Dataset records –
▶

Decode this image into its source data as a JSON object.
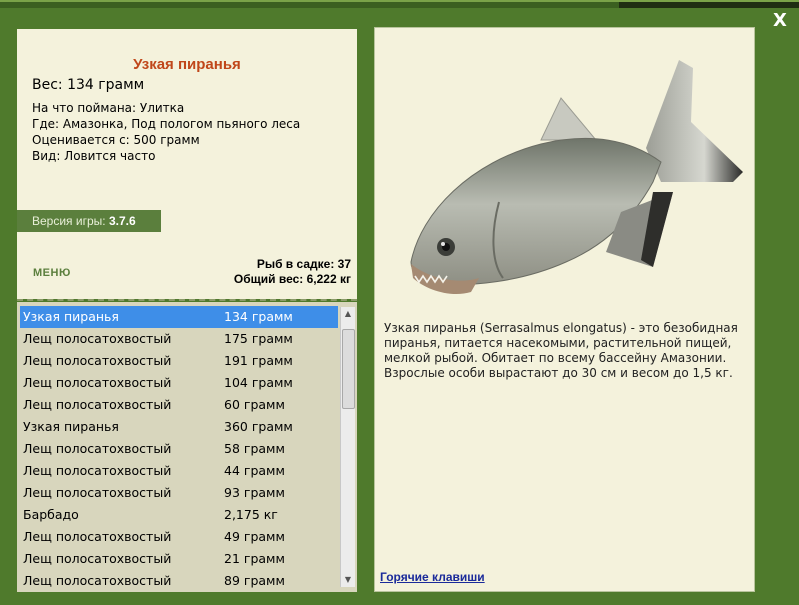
{
  "window": {
    "close_label": "X"
  },
  "fish": {
    "title": "Узкая пиранья",
    "weight": "Вес: 134 грамм",
    "lines": [
      "На что поймана: Улитка",
      "Где: Амазонка, Под пологом пьяного леса",
      "Оценивается с: 500 грамм",
      "Вид: Ловится часто"
    ]
  },
  "version": {
    "label": "Версия игры: ",
    "value": "3.7.6"
  },
  "menu_label": "МЕНЮ",
  "stats": {
    "fish_in_keepnet": "Рыб в садке: 37",
    "total_weight": "Общий вес: 6,222 кг"
  },
  "catch_list": [
    {
      "name": "Узкая пиранья",
      "weight": "134 грамм",
      "selected": true
    },
    {
      "name": "Лещ полосатохвостый",
      "weight": "175 грамм"
    },
    {
      "name": "Лещ полосатохвостый",
      "weight": "191 грамм"
    },
    {
      "name": "Лещ полосатохвостый",
      "weight": "104 грамм"
    },
    {
      "name": "Лещ полосатохвостый",
      "weight": "60 грамм"
    },
    {
      "name": "Узкая пиранья",
      "weight": "360 грамм"
    },
    {
      "name": "Лещ полосатохвостый",
      "weight": "58 грамм"
    },
    {
      "name": "Лещ полосатохвостый",
      "weight": "44 грамм"
    },
    {
      "name": "Лещ полосатохвостый",
      "weight": "93 грамм"
    },
    {
      "name": "Барбадо",
      "weight": "2,175 кг"
    },
    {
      "name": "Лещ полосатохвостый",
      "weight": "49 грамм"
    },
    {
      "name": "Лещ полосатохвостый",
      "weight": "21 грамм"
    },
    {
      "name": "Лещ полосатохвостый",
      "weight": "89 грамм"
    }
  ],
  "description": "Узкая пиранья (Serrasalmus elongatus) - это безобидная пиранья, питается насекомыми, растительной пищей, мелкой рыбой. Обитает по всему бассейну Амазонии. Взрослые особи вырастают до 30 см и весом до 1,5 кг.",
  "hotkeys_label": "Горячие клавиши",
  "colors": {
    "title": "#c0471a",
    "panel_bg": "#f4f2dc",
    "frame_green": "#4f7a2c",
    "selection": "#3e8ee8",
    "link": "#1a2a9a"
  }
}
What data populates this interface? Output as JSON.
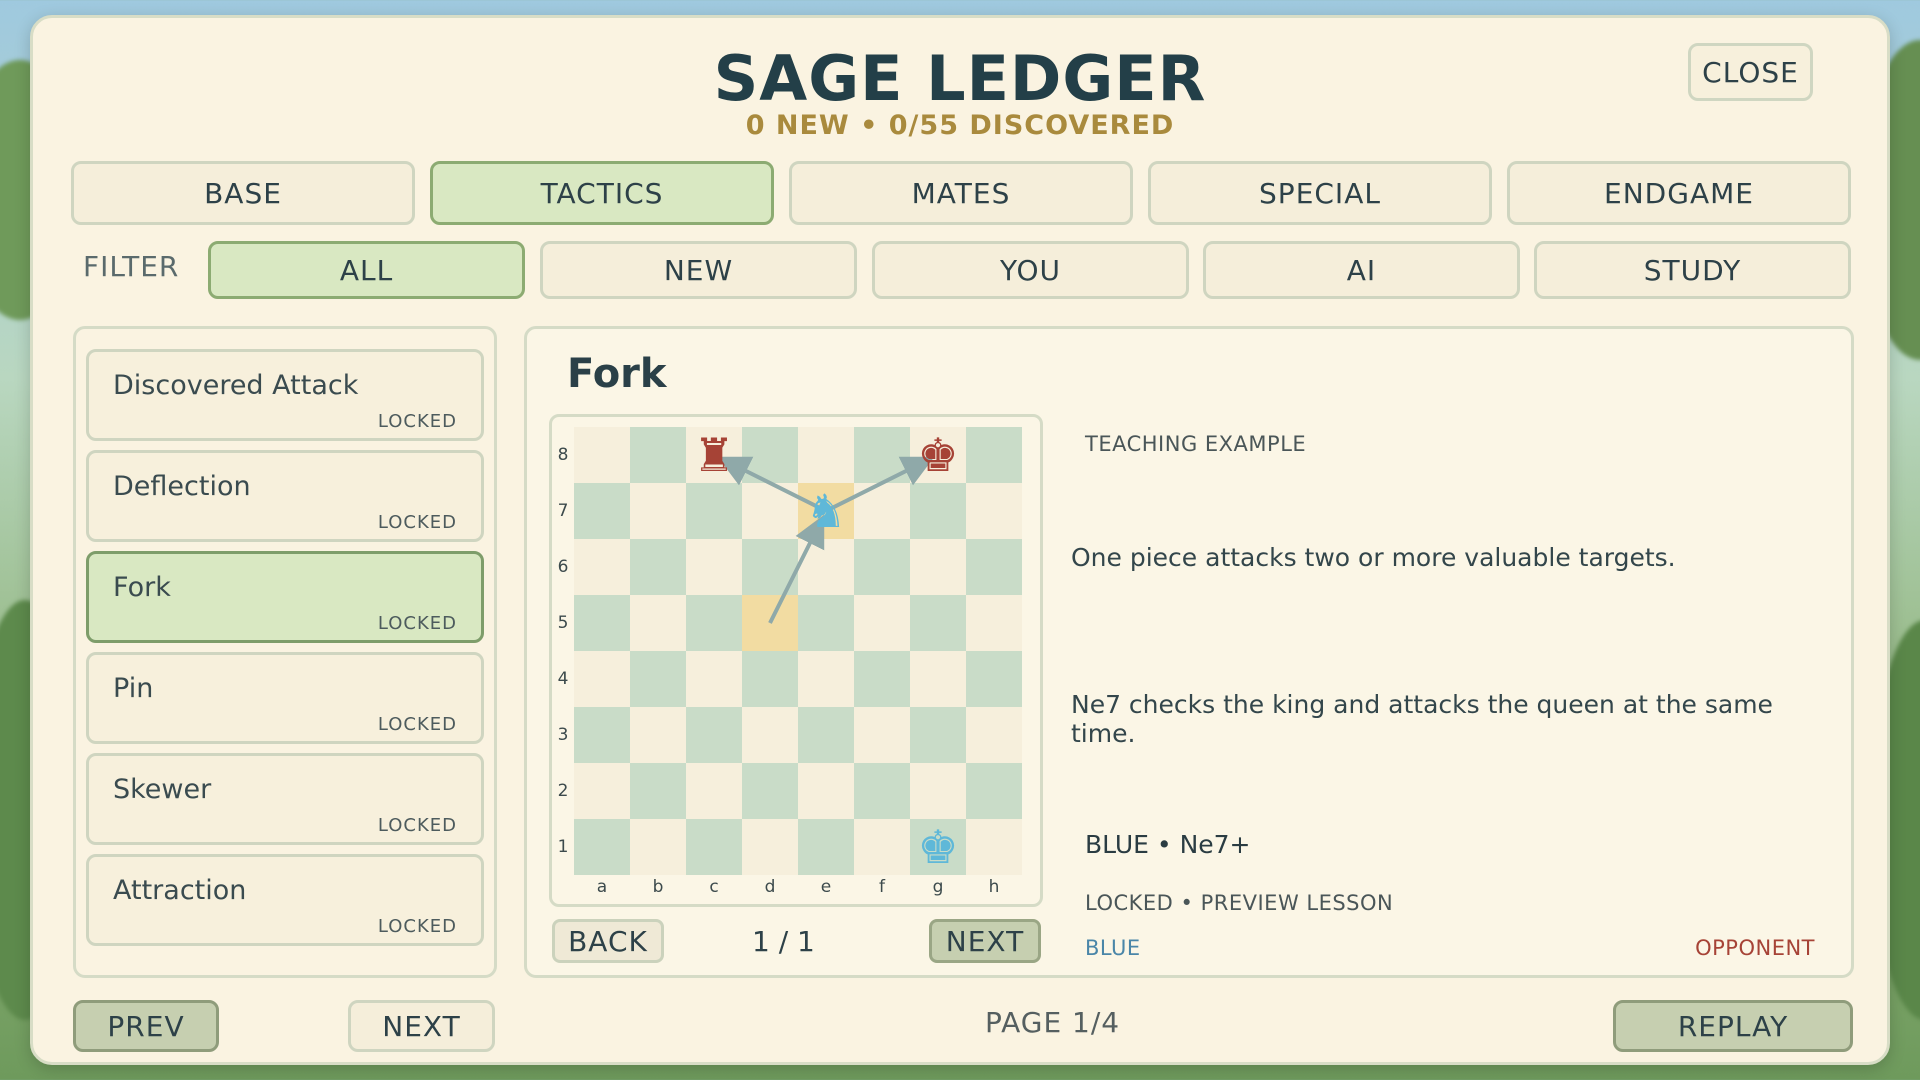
{
  "header": {
    "title": "SAGE LEDGER",
    "subtitle": "0 NEW • 0/55 DISCOVERED",
    "close_label": "CLOSE"
  },
  "tabs": [
    {
      "label": "BASE",
      "active": false
    },
    {
      "label": "TACTICS",
      "active": true
    },
    {
      "label": "MATES",
      "active": false
    },
    {
      "label": "SPECIAL",
      "active": false
    },
    {
      "label": "ENDGAME",
      "active": false
    }
  ],
  "filter": {
    "label": "FILTER",
    "options": [
      {
        "label": "ALL",
        "active": true
      },
      {
        "label": "NEW",
        "active": false
      },
      {
        "label": "YOU",
        "active": false
      },
      {
        "label": "AI",
        "active": false
      },
      {
        "label": "STUDY",
        "active": false
      }
    ]
  },
  "list": {
    "items": [
      {
        "name": "Discovered Attack",
        "status": "LOCKED",
        "selected": false
      },
      {
        "name": "Deflection",
        "status": "LOCKED",
        "selected": false
      },
      {
        "name": "Fork",
        "status": "LOCKED",
        "selected": true
      },
      {
        "name": "Pin",
        "status": "LOCKED",
        "selected": false
      },
      {
        "name": "Skewer",
        "status": "LOCKED",
        "selected": false
      },
      {
        "name": "Attraction",
        "status": "LOCKED",
        "selected": false
      }
    ],
    "prev_label": "PREV",
    "next_label": "NEXT",
    "page_label": "PAGE 1/4"
  },
  "detail": {
    "title": "Fork",
    "teaching_label": "TEACHING EXAMPLE",
    "summary": "One piece attacks two or more valuable targets.",
    "explanation": "Ne7 checks the king and attacks the queen at the same time.",
    "move_text": "BLUE • Ne7+",
    "lock_text": "LOCKED • PREVIEW LESSON",
    "player_label": "BLUE",
    "opponent_label": "OPPONENT",
    "back_label": "BACK",
    "next_label": "NEXT",
    "counter": "1 / 1",
    "replay_label": "REPLAY",
    "colors": {
      "player": "#4a86a8",
      "opponent": "#a64336"
    }
  },
  "board": {
    "files": [
      "a",
      "b",
      "c",
      "d",
      "e",
      "f",
      "g",
      "h"
    ],
    "ranks": [
      "8",
      "7",
      "6",
      "5",
      "4",
      "3",
      "2",
      "1"
    ],
    "highlight_squares": [
      "e7",
      "d5"
    ],
    "pieces": [
      {
        "square": "c8",
        "piece": "rook",
        "side": "opponent",
        "glyph": "♜"
      },
      {
        "square": "g8",
        "piece": "king",
        "side": "opponent",
        "glyph": "♚"
      },
      {
        "square": "e7",
        "piece": "knight",
        "side": "player",
        "glyph": "♞"
      },
      {
        "square": "g1",
        "piece": "king",
        "side": "player",
        "glyph": "♚"
      }
    ],
    "arrows": [
      {
        "from": "d5",
        "to": "e7"
      },
      {
        "from": "e7",
        "to": "c8"
      },
      {
        "from": "e7",
        "to": "g8"
      }
    ]
  }
}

◀

What you are asked to do –
Tally the lines of the records holding the word "attacks", then state only the tally.

Full solution –
2